EXERCISE DESCRIPTION — Search the data below for the string "heading". Extract every line that contains it.

[Stored data]
########################################

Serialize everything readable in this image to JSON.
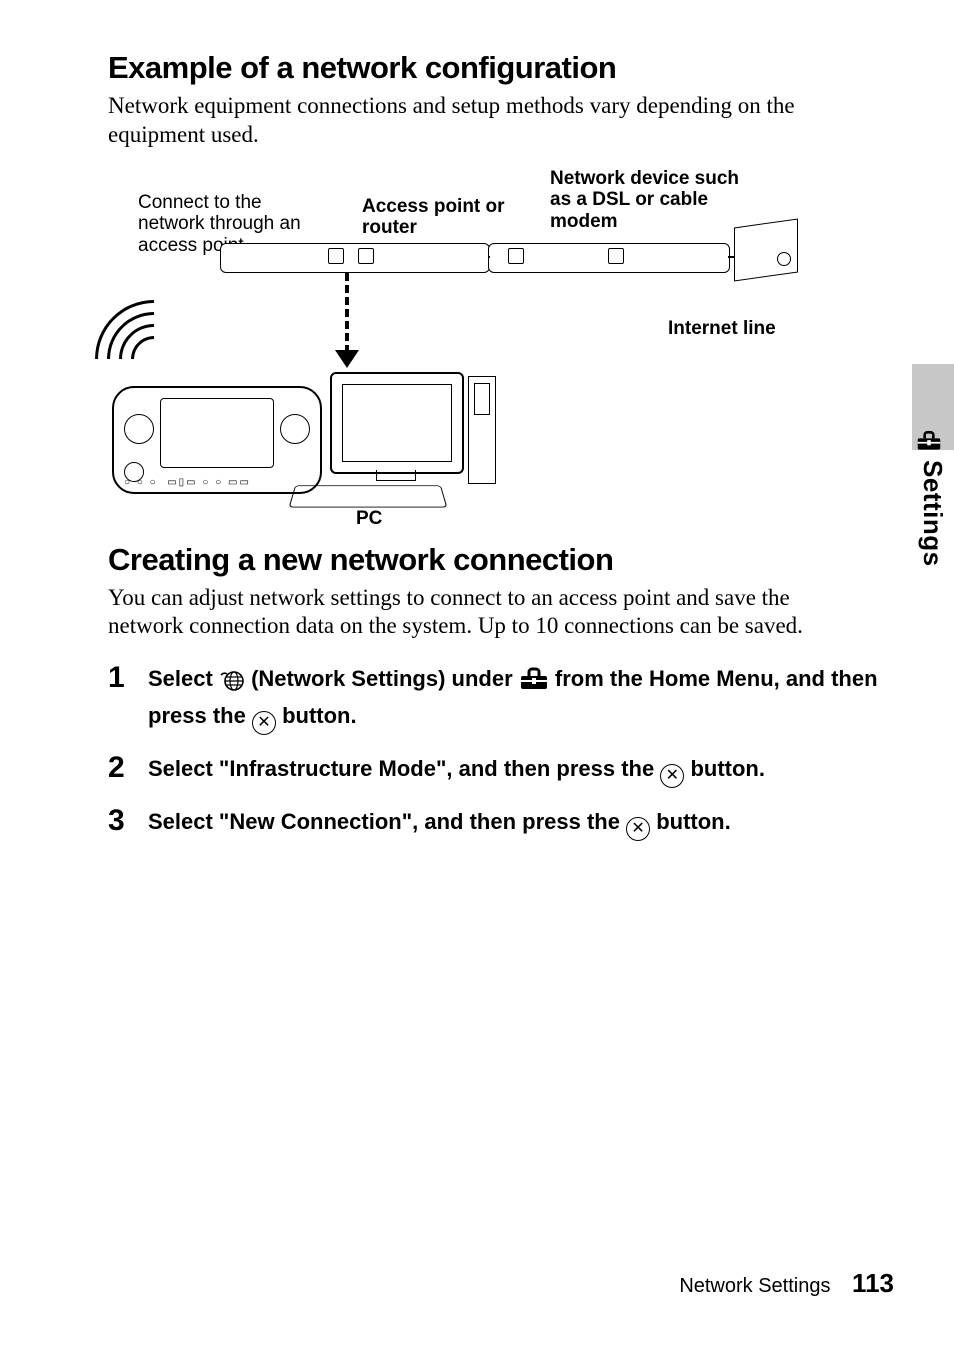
{
  "section1": {
    "heading": "Example of a network configuration",
    "body": "Network equipment connections and setup methods vary depending on the equipment used."
  },
  "diagram": {
    "connect_label": "Connect to the network through an access point.",
    "access_point_label": "Access point or router",
    "modem_label": "Network device such as a DSL or cable modem",
    "internet_label": "Internet line",
    "pc_label": "PC"
  },
  "section2": {
    "heading": "Creating a new network connection",
    "body": "You can adjust network settings to connect to an access point and save the network connection data on the system. Up to 10 connections can be saved."
  },
  "steps": [
    {
      "num": "1",
      "pre": "Select ",
      "net_settings": " (Network Settings) under ",
      "post": " from the Home Menu, and then press the ",
      "tail": " button."
    },
    {
      "num": "2",
      "pre": "Select \"Infrastructure Mode\", and then press the ",
      "tail": " button."
    },
    {
      "num": "3",
      "pre": "Select \"New Connection\", and then press the ",
      "tail": " button."
    }
  ],
  "side": {
    "label": "Settings"
  },
  "footer": {
    "title": "Network Settings",
    "page": "113"
  },
  "chart_data": {
    "type": "diagram",
    "nodes": [
      {
        "id": "psp",
        "label": "PSP handheld",
        "connects_to": "access_point",
        "link": "wireless"
      },
      {
        "id": "access_point",
        "label": "Access point or router",
        "connects_to": "modem",
        "link": "wired"
      },
      {
        "id": "access_point_alt",
        "label": "Access point or router",
        "connects_to": "pc",
        "link": "wired (dashed)"
      },
      {
        "id": "modem",
        "label": "Network device such as a DSL or cable modem",
        "connects_to": "internet",
        "link": "wired"
      },
      {
        "id": "internet",
        "label": "Internet line"
      },
      {
        "id": "pc",
        "label": "PC"
      }
    ]
  }
}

########################################

SOLUTION FOR THIS EXERCISE —
    "heading": "Example of a network configuration",
    "heading": "Creating a new network connection",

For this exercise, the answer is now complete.